» OBJECTIVE
Write out the full set of records below exactly.

» RAW RECORDS
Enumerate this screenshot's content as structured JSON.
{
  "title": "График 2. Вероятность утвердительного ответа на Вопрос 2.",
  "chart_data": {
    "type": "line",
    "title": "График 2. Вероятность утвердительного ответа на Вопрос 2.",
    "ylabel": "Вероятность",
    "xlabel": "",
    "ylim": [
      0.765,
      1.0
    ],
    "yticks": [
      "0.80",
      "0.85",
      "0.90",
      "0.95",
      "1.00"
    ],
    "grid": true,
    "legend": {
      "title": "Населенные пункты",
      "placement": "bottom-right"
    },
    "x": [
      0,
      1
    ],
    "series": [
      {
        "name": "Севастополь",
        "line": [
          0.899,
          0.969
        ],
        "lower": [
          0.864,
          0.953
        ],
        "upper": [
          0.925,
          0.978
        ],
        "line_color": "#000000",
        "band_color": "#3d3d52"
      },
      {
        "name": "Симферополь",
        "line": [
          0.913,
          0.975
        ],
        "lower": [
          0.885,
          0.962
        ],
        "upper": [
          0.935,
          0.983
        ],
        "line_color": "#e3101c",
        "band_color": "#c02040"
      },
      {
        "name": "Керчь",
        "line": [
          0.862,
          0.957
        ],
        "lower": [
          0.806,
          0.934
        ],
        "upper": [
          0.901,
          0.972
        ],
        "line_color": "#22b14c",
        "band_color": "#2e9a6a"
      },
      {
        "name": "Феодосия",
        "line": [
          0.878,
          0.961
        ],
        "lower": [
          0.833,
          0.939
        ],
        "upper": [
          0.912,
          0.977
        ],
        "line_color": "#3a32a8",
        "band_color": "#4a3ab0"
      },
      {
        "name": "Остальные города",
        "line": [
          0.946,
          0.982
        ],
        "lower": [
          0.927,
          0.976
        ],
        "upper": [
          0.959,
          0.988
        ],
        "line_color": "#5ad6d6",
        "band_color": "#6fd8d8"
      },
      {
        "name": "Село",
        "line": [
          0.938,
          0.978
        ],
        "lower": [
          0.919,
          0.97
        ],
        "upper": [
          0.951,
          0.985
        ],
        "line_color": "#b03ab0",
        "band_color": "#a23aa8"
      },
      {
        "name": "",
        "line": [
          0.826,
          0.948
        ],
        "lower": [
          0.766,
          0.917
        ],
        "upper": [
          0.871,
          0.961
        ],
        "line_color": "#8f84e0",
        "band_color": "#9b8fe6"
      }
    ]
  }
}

» RESULT OF THE EXERCISE
Enumerate this screenshot's content as structured JSON.
{
  "title": "График 2. Вероятность утвердительного ответа на Вопрос 2.",
  "chart_data": {
    "type": "line",
    "title": "График 2. Вероятность утвердительного ответа на Вопрос 2.",
    "ylabel": "Вероятность",
    "xlabel": "",
    "ylim": [
      0.765,
      1.0
    ],
    "yticks": [
      "0.80",
      "0.85",
      "0.90",
      "0.95",
      "1.00"
    ],
    "grid": true,
    "legend": {
      "title": "Населенные пункты",
      "placement": "bottom-right"
    },
    "x": [
      0,
      1
    ],
    "series": [
      {
        "name": "Севастополь",
        "line": [
          0.899,
          0.969
        ],
        "lower": [
          0.864,
          0.953
        ],
        "upper": [
          0.925,
          0.978
        ],
        "line_color": "#000000",
        "band_color": "#3d3d52"
      },
      {
        "name": "Симферополь",
        "line": [
          0.913,
          0.975
        ],
        "lower": [
          0.885,
          0.962
        ],
        "upper": [
          0.935,
          0.983
        ],
        "line_color": "#e3101c",
        "band_color": "#c02040"
      },
      {
        "name": "Керчь",
        "line": [
          0.862,
          0.957
        ],
        "lower": [
          0.806,
          0.934
        ],
        "upper": [
          0.901,
          0.972
        ],
        "line_color": "#22b14c",
        "band_color": "#2e9a6a"
      },
      {
        "name": "Феодосия",
        "line": [
          0.878,
          0.961
        ],
        "lower": [
          0.833,
          0.939
        ],
        "upper": [
          0.912,
          0.977
        ],
        "line_color": "#3a32a8",
        "band_color": "#4a3ab0"
      },
      {
        "name": "Остальные города",
        "line": [
          0.946,
          0.982
        ],
        "lower": [
          0.927,
          0.976
        ],
        "upper": [
          0.959,
          0.988
        ],
        "line_color": "#5ad6d6",
        "band_color": "#6fd8d8"
      },
      {
        "name": "Село",
        "line": [
          0.938,
          0.978
        ],
        "lower": [
          0.919,
          0.97
        ],
        "upper": [
          0.951,
          0.985
        ],
        "line_color": "#b03ab0",
        "band_color": "#a23aa8"
      },
      {
        "name": "",
        "line": [
          0.826,
          0.948
        ],
        "lower": [
          0.766,
          0.917
        ],
        "upper": [
          0.871,
          0.961
        ],
        "line_color": "#8f84e0",
        "band_color": "#9b8fe6"
      }
    ]
  }
}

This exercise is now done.